Recorded information.
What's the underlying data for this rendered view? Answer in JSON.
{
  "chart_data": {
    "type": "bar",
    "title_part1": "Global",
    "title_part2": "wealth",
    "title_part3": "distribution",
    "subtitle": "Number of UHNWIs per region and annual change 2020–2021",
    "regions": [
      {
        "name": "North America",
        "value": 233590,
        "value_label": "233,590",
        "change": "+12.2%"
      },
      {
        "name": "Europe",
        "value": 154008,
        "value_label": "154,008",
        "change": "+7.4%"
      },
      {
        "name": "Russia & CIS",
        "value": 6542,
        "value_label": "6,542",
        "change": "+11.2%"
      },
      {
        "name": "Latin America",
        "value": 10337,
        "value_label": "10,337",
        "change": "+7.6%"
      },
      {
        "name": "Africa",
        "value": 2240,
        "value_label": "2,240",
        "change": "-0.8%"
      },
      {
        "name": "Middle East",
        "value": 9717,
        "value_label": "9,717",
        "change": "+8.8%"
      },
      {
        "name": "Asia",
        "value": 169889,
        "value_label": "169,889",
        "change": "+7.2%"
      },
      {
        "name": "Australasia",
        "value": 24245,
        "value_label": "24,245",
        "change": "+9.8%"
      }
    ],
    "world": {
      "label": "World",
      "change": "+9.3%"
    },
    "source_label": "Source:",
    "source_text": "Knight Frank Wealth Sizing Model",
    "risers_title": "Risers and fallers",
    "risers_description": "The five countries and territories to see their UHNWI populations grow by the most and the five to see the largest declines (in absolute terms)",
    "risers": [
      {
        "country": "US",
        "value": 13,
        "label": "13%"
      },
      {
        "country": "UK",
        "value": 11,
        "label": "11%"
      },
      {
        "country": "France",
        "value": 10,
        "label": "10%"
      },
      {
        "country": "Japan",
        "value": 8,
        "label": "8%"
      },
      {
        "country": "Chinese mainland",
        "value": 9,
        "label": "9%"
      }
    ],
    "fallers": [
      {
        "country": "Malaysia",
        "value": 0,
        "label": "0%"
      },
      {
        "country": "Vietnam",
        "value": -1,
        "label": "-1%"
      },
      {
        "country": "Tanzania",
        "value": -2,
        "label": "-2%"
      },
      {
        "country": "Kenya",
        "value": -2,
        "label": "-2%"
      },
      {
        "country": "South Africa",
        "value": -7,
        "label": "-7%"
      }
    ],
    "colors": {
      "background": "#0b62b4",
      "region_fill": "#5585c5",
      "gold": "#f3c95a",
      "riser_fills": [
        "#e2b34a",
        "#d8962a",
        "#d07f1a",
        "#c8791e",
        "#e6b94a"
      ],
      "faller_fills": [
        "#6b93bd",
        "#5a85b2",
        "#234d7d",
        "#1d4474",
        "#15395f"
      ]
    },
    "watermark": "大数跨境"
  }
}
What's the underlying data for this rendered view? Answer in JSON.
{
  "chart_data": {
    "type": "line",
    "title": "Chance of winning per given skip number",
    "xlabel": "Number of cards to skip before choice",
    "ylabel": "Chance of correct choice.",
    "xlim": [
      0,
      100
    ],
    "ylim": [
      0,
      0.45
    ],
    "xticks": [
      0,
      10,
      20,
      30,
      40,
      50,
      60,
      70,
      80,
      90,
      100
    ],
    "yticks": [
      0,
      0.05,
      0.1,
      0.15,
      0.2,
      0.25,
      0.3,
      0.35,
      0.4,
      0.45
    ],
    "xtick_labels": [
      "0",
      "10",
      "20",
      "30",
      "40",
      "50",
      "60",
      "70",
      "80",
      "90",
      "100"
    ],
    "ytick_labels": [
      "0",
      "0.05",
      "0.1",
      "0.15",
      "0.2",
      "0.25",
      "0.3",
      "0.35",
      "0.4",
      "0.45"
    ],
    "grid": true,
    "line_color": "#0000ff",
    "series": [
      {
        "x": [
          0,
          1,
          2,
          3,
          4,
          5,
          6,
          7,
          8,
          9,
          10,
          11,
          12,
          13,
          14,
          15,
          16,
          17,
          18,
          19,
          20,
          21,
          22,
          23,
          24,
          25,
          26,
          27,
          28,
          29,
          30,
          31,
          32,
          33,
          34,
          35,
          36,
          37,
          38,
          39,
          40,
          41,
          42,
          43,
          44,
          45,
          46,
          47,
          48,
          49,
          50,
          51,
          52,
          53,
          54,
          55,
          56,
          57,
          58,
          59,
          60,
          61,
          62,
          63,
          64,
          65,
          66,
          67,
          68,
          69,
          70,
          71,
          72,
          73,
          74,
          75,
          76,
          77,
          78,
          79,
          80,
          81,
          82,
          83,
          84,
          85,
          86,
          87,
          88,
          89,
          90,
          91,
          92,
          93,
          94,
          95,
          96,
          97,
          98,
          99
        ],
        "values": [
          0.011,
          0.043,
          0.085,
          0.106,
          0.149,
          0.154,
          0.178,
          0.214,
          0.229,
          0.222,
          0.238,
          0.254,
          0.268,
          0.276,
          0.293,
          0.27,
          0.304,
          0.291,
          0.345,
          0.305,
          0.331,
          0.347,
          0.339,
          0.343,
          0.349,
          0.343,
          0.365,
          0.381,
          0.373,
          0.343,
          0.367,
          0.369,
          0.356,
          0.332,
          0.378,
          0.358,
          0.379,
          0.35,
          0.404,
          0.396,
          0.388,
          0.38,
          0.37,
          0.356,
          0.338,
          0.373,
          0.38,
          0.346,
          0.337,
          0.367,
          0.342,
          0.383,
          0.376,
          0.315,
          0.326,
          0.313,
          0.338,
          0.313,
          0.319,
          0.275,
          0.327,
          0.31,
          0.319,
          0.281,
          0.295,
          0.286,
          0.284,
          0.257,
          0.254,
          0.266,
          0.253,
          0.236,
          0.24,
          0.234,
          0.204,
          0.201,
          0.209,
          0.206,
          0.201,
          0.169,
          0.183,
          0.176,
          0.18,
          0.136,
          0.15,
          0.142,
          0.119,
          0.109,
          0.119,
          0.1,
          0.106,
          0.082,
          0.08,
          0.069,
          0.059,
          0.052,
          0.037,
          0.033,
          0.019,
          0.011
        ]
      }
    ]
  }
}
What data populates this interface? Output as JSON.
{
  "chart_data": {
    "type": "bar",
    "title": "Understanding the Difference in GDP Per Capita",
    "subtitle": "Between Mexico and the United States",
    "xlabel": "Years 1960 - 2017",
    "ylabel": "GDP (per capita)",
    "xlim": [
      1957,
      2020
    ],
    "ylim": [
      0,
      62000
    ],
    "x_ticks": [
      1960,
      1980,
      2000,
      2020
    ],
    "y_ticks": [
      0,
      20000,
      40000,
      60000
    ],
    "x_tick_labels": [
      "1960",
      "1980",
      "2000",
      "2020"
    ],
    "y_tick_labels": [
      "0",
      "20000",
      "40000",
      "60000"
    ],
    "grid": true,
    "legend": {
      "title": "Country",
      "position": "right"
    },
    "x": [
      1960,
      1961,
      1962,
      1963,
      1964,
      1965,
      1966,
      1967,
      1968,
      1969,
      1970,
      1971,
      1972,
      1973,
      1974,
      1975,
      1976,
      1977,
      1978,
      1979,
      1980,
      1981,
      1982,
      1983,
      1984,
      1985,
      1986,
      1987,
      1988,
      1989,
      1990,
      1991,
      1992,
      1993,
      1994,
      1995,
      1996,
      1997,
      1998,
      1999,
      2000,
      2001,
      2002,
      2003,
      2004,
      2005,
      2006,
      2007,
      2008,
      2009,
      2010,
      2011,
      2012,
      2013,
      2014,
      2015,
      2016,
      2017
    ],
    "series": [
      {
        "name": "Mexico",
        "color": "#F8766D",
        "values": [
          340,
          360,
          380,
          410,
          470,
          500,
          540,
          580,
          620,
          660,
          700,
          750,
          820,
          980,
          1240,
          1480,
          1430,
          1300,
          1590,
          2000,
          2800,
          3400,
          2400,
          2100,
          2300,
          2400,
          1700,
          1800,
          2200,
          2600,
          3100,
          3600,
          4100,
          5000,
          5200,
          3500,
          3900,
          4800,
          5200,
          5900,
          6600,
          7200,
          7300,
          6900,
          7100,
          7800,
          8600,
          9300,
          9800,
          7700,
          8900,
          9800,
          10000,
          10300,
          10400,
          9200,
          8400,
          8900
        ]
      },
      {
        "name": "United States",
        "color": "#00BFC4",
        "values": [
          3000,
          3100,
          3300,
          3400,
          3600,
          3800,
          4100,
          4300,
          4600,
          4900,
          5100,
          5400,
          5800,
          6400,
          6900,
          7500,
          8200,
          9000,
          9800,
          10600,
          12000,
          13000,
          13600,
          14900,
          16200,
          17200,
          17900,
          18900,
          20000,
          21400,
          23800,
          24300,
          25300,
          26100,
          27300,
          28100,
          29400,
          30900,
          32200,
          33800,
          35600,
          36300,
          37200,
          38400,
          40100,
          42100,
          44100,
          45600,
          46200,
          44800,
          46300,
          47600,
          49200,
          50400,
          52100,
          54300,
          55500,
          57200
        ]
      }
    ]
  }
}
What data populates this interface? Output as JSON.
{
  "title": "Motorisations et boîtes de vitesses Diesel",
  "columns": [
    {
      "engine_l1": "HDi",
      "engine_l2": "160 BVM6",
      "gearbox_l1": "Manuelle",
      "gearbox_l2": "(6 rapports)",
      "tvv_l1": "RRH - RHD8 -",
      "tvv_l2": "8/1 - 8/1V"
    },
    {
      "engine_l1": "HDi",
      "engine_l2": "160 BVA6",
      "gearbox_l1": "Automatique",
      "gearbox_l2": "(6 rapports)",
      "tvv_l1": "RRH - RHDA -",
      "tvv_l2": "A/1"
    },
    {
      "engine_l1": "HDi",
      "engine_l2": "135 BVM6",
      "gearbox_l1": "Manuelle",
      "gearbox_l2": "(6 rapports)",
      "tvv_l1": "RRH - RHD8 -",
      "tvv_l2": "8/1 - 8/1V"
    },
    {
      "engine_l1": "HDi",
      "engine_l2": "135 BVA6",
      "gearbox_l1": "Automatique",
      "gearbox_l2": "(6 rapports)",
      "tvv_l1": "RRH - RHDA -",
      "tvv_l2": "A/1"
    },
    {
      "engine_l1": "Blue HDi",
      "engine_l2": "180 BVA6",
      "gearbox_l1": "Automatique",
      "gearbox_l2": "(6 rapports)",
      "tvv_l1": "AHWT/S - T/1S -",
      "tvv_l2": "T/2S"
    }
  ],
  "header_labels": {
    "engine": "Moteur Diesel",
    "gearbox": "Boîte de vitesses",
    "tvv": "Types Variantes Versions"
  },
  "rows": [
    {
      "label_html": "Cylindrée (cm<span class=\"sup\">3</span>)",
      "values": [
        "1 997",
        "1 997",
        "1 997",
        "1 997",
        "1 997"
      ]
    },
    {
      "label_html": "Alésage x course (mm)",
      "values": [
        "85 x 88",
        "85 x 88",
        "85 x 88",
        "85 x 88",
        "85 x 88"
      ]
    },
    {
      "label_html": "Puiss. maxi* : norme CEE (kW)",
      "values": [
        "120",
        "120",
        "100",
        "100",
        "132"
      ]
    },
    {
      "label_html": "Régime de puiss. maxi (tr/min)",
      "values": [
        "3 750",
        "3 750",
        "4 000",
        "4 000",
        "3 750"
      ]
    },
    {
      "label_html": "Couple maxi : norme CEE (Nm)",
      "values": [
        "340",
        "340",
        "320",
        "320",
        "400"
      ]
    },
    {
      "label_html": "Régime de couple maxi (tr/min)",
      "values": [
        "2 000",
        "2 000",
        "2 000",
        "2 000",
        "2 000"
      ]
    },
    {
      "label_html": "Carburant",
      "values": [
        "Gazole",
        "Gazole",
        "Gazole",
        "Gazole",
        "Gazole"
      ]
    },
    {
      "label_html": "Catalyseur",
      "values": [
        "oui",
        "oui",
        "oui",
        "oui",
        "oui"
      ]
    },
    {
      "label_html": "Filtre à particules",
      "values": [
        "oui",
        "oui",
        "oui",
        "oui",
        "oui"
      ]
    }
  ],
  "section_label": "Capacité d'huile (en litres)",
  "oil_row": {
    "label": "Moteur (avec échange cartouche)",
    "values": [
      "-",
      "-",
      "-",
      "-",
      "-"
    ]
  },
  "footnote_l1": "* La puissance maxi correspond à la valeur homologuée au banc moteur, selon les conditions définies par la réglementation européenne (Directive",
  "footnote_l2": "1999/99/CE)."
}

Requirements. Copy out every line of the data that includes "Régime".

Exercise solution.
      "label_html": "Régime de puiss. maxi (tr/min)",
      "label_html": "Régime de couple maxi (tr/min)",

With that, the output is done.